Provided passage =
In the event the Insurance Companies violate the order of SEBI, the logical fallouts would be that SEBI will be constrained to take action (being a creature of statute, it is required and bound to follow the mandate of the Act and bring to book the defaulters of its orders) and pass necessary orders against these companies for having failed to carry out its order and continuing business. As far as the IRDA goes, it may have the jurisdiction to regulate and monitor insurance companies. However it does not have the powers to poke its nose and sit over judgment over the orders passed by SEBI. All it can do is represent the insurance companies before appropriate forum and carry their grievances further. It neither has the power nor the authority to over-rule a decision passed by a quasi-judicial authority in exercise of powers conferred by a Parliamentary statute.
However, in as much as the IRDA has already passed orders directing these companies to continue doing business and in terms of the IRDA Act such powers are indeed vested in the IRDA, this brings the insurance companies in a catch 22 position. They are required by the SEBI order to desist from their business whereas the IRDA order directs them to continue doing the business as usual. So what if these companies decide to follow SEBI order and ignore the one passed by IRDA? Given the IRDA Act, they can be taken action against by IRDA, in which scenario they would be required to approach the appropriate forum to challenge such orders of IRDA. Either way, they are bound to face regulatory action from either SEBI or IRDA, depending upon which order they decide to follow.
Thus, as a matter of advice to these companies, the only optimal solution would seek that they approach the appropriate legal forum against the SEBI order and ventilate their grievances against it to get it diluted or set-aside. In which case, till the time the appeal/petition against the SEBI order is pending, the matter being sub-judice, IRDA would oblige by not taking any action against these companies. However, glossing over the SEBI order without challenging its legality can only cost the company in multitudes given the rule of law in the country that an order becomes final and binding if not appealed against or set-aside by an appropriate forum.

Listed records =
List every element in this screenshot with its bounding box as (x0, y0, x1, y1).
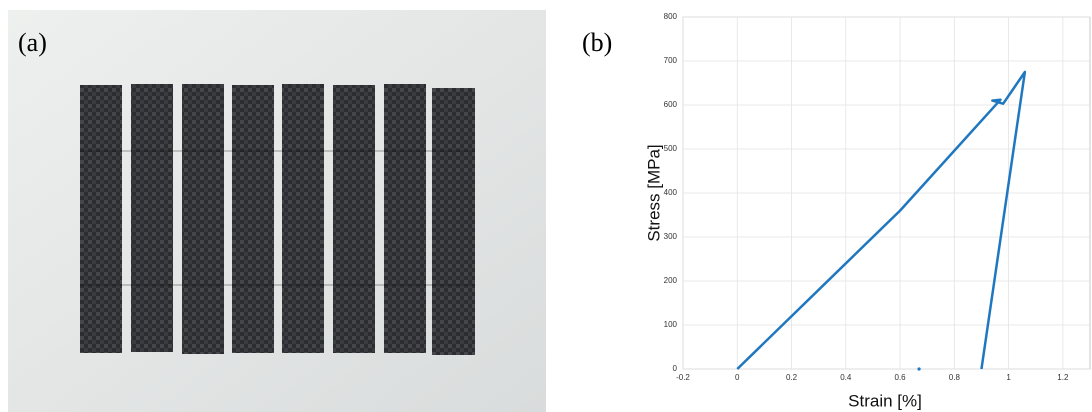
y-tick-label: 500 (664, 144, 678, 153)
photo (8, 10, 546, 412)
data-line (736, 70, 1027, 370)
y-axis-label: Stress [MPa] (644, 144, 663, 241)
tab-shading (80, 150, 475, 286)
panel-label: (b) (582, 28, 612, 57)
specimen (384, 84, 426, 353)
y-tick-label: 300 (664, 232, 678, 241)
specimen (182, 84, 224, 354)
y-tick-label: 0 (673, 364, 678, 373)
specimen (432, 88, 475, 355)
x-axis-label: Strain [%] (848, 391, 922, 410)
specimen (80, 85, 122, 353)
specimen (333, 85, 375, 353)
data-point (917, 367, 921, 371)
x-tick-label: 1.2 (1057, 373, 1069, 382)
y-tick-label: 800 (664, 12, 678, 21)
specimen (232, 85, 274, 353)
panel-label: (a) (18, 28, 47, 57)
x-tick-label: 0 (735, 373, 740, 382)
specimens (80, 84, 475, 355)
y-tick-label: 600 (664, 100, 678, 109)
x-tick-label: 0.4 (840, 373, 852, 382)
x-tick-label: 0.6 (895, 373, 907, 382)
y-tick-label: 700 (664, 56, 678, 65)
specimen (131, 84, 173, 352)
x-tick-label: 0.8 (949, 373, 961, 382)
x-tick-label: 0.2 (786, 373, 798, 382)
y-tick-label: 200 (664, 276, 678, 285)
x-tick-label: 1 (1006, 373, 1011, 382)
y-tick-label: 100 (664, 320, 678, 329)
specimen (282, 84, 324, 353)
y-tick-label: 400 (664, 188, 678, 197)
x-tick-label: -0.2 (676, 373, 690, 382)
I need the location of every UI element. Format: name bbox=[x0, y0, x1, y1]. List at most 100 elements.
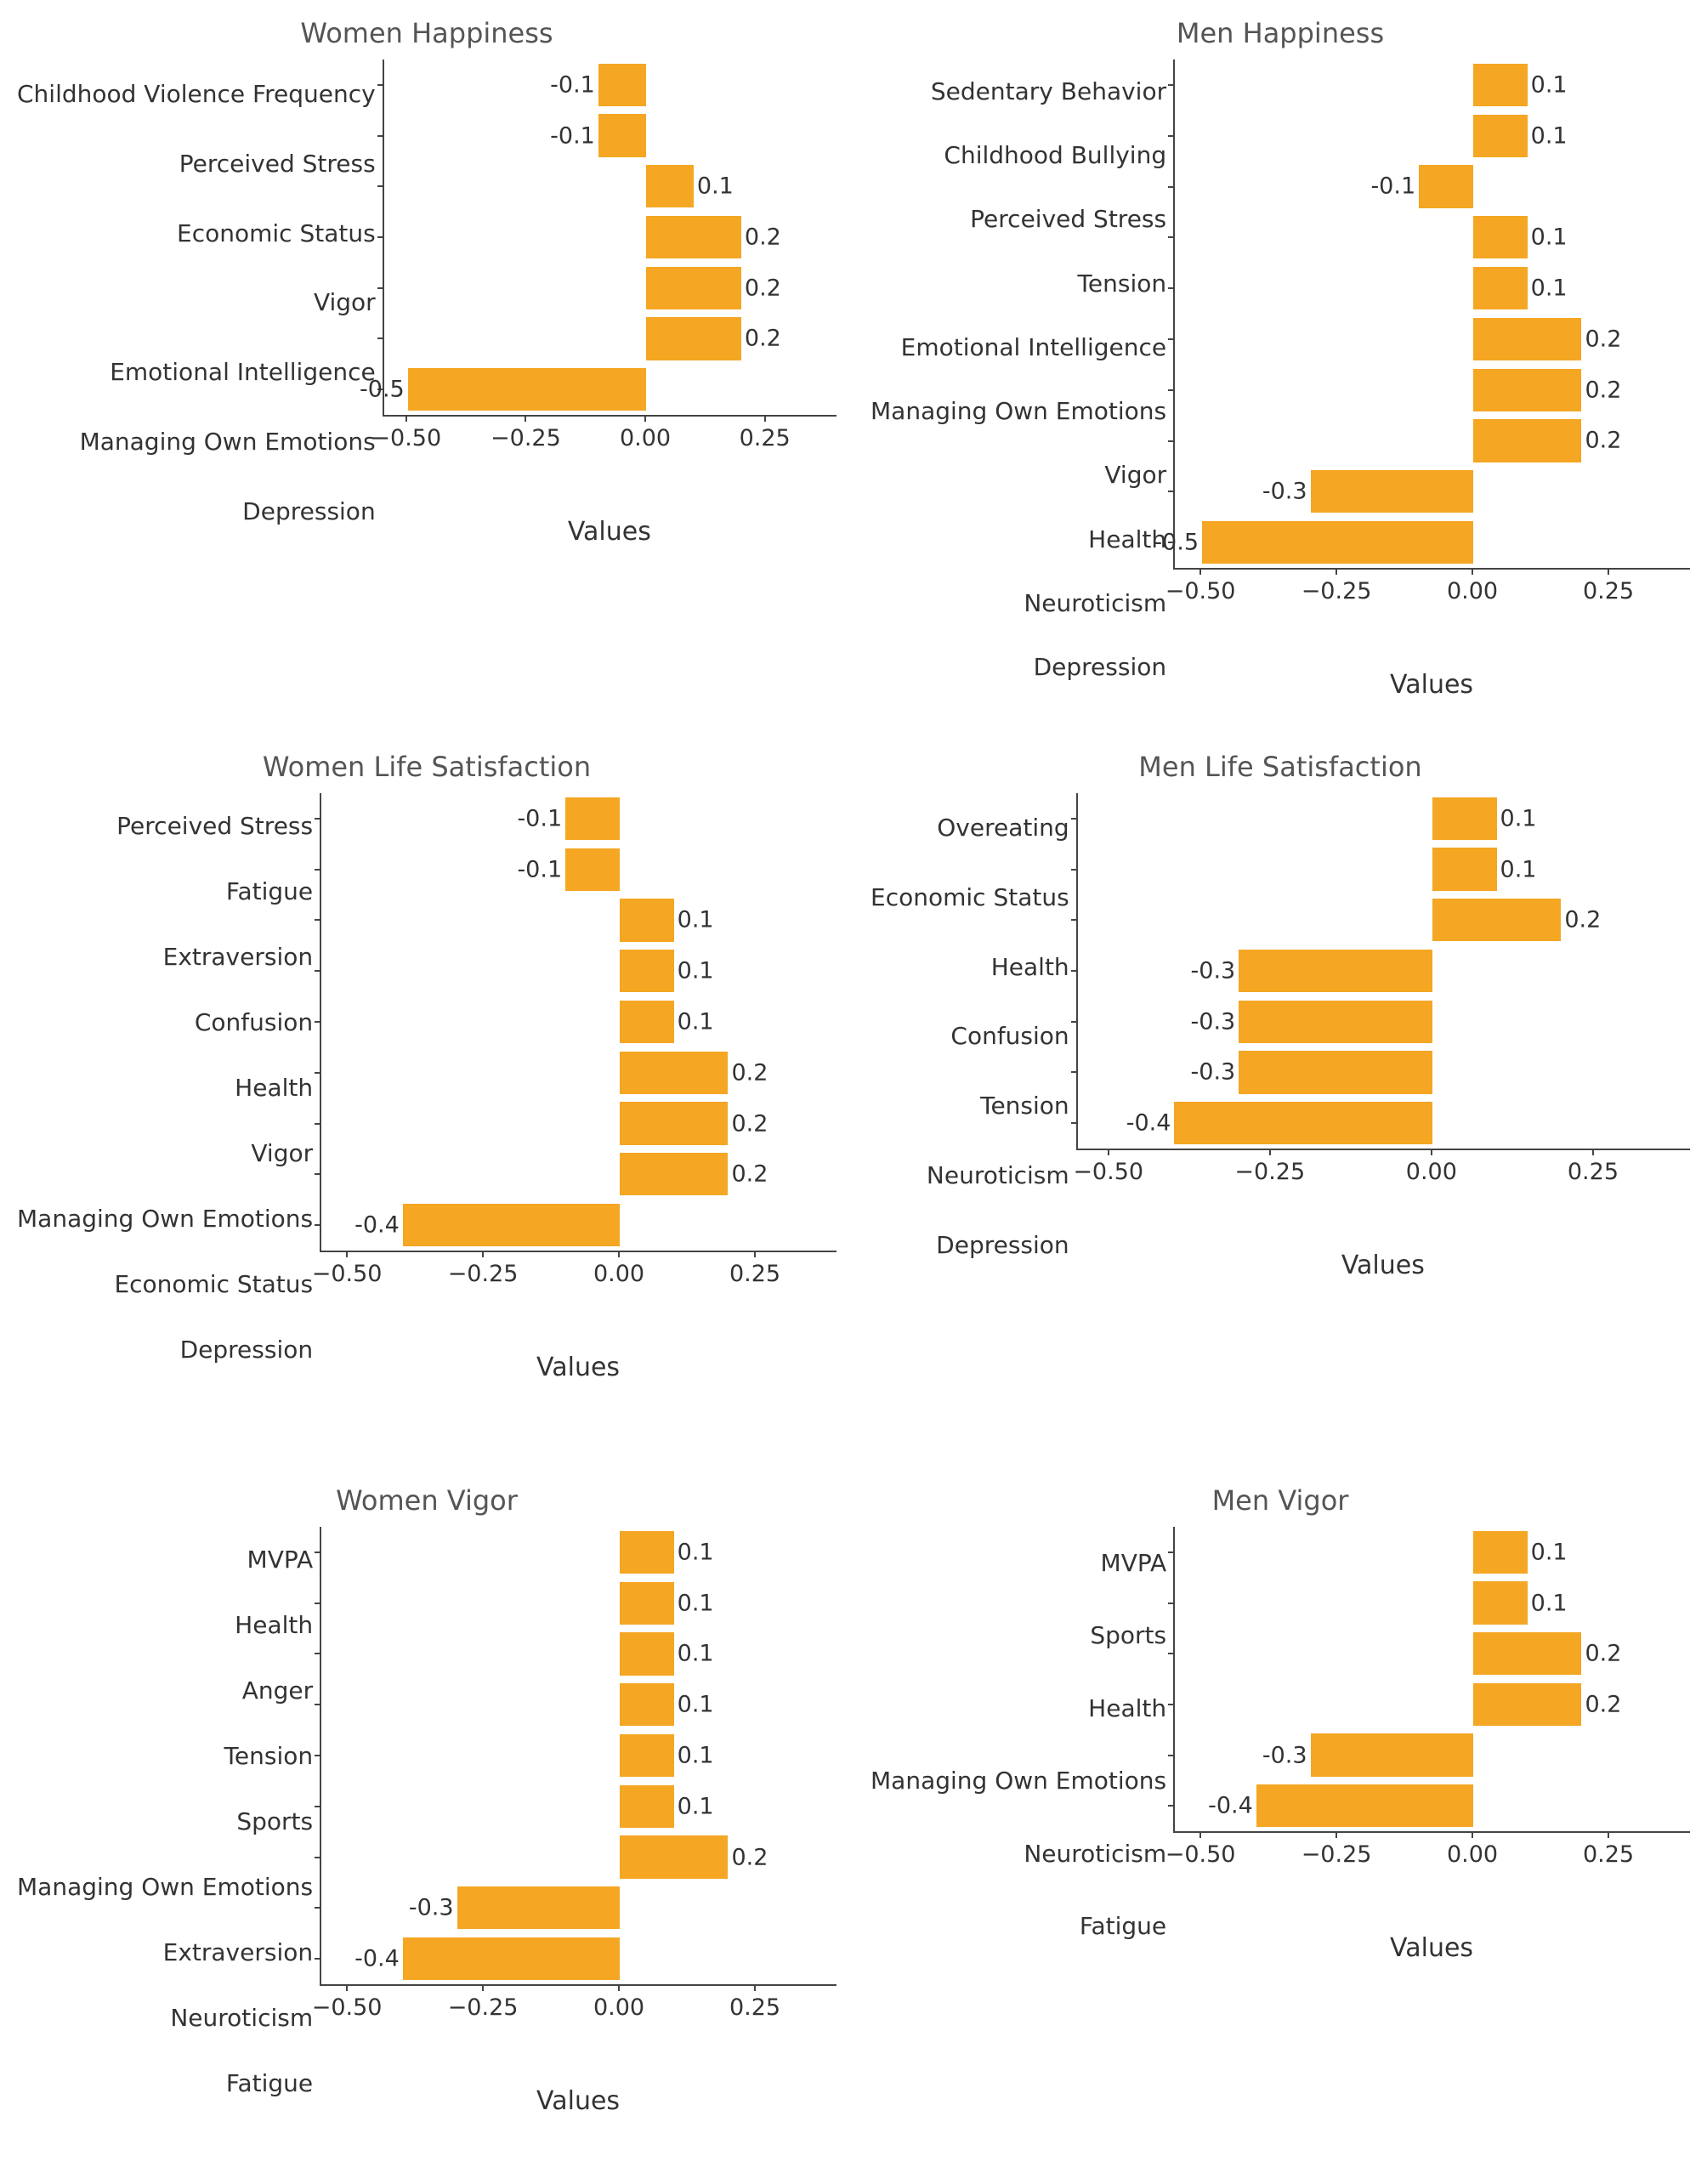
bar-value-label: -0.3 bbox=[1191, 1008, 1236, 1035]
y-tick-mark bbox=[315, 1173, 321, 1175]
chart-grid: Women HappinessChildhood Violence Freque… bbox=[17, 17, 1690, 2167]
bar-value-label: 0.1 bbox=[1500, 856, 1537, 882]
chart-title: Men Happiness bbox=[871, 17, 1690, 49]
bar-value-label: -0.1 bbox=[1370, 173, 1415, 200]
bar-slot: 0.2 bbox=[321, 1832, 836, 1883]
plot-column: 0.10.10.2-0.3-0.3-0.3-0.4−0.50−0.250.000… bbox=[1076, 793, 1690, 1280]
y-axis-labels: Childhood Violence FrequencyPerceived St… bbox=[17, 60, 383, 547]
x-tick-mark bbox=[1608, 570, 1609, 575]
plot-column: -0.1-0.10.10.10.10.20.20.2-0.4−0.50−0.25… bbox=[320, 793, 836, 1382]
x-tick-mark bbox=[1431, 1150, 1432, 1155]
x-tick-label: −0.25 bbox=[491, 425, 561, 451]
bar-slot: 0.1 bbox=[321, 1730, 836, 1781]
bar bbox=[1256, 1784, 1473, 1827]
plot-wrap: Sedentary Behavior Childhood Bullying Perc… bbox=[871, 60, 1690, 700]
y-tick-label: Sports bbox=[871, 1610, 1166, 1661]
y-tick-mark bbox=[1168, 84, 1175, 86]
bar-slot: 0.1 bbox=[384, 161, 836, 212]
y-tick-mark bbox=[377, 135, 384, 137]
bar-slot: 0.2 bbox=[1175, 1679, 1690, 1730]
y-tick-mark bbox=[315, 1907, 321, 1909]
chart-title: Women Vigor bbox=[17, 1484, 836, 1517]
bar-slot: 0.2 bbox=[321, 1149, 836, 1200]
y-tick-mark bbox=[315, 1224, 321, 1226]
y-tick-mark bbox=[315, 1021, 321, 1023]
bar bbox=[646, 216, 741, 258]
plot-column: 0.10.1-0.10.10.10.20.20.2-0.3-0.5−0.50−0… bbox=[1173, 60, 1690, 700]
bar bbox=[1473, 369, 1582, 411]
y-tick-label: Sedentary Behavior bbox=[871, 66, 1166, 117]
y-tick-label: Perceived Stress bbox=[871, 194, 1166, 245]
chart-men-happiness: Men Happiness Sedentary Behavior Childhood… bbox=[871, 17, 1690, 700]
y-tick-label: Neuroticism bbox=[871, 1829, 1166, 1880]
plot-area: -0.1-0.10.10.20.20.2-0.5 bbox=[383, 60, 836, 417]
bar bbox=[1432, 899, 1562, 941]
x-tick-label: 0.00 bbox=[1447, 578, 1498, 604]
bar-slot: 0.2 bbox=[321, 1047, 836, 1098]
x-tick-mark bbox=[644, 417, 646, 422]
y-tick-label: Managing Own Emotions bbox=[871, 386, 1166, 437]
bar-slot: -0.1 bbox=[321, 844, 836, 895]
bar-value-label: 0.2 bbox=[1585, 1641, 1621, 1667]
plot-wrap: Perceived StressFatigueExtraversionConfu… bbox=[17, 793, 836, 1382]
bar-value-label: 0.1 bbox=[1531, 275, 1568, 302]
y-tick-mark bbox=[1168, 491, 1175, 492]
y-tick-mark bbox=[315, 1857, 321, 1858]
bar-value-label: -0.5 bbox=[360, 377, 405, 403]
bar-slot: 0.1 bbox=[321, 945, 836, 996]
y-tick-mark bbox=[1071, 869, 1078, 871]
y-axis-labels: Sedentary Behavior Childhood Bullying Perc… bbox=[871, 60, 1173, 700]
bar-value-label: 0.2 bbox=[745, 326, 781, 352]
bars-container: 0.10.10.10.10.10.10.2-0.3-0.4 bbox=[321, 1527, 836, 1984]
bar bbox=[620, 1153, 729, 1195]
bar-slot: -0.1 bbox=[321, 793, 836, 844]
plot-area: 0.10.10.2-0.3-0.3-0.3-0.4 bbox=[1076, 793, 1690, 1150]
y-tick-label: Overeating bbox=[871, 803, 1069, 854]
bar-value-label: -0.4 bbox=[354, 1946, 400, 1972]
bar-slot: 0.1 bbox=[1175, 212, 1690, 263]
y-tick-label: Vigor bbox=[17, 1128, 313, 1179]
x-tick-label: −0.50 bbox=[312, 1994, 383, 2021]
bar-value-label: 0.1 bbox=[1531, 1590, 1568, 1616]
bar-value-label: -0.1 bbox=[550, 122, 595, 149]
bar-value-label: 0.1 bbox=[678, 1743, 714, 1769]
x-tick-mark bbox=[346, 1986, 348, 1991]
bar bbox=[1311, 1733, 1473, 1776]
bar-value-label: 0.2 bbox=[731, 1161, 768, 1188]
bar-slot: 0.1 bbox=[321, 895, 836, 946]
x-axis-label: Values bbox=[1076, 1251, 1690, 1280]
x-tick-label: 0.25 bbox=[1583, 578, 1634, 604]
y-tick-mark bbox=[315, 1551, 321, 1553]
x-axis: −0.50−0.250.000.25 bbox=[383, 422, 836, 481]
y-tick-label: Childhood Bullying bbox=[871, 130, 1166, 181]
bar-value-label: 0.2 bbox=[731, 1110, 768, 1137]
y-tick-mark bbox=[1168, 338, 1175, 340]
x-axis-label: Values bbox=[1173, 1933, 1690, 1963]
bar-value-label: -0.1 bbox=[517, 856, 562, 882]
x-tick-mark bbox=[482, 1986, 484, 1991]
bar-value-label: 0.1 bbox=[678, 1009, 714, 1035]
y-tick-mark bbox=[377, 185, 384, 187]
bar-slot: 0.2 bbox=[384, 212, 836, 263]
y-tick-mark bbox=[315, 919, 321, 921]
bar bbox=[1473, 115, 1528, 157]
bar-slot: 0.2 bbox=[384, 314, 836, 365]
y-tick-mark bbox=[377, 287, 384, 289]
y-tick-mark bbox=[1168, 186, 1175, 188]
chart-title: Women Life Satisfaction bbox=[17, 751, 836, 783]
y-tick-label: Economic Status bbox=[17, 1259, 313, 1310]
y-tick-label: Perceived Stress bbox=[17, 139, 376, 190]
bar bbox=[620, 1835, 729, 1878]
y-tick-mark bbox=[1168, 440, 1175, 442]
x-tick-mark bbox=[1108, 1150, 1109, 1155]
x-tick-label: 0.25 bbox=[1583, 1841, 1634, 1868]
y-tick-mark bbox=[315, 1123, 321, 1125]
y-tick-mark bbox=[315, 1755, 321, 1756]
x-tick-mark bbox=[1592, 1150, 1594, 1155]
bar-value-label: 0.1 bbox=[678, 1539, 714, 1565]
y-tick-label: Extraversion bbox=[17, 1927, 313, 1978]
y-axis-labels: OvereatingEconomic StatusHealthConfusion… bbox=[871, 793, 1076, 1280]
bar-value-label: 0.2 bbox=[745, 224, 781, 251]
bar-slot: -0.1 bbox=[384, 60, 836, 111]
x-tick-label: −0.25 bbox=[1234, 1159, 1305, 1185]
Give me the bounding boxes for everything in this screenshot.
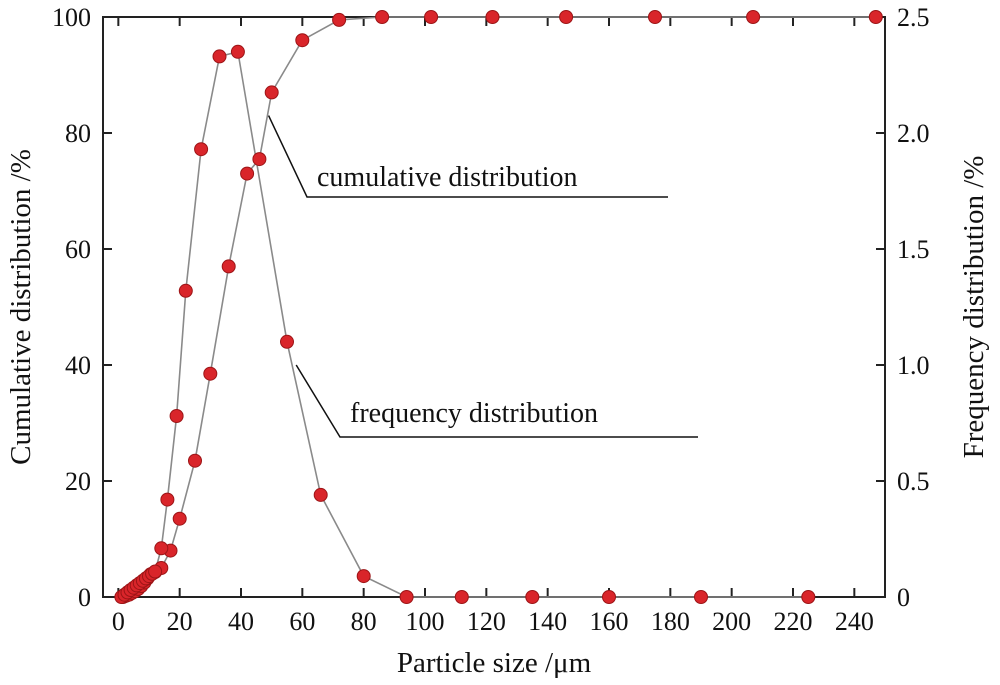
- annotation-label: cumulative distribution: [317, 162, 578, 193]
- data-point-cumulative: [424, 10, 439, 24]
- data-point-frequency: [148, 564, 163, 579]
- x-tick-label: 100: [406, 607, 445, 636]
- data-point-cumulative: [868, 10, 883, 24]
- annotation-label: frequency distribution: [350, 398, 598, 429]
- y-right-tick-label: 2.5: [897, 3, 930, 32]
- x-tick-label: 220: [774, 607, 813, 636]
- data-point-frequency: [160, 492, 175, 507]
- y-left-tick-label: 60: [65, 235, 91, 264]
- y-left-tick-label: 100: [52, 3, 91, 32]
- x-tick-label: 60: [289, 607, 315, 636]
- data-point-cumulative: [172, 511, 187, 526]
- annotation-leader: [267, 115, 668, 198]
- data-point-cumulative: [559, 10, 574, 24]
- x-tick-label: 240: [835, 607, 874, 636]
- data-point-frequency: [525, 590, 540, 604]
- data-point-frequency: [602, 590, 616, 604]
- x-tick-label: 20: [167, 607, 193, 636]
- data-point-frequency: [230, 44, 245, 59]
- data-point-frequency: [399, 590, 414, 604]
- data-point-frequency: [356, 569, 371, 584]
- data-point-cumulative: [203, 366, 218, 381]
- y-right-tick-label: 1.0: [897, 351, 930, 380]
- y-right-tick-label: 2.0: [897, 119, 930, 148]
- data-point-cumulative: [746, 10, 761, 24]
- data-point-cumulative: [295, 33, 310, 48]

Task 1 = According to the passage on the conflicting SEBI and IRDA orders, what does the IRDA lack the power and authority to do?
Task 2 = Translate this sentence from the passage on the conflicting SEBI and IRDA orders into Spanish: "As far as the IRDA goes, it may have the jurisdiction to regulate and monitor insurance companies."

Final answer 1 = The IRDA cannot over-rule a decision passed by a quasi-judicial authority in exercise of powers conferred by a Parliamentary statute.

Final answer 2 = En lo que respecta a la IRDA, esta puede tener la jurisdicción para regular y supervisar a las compañías de seguros.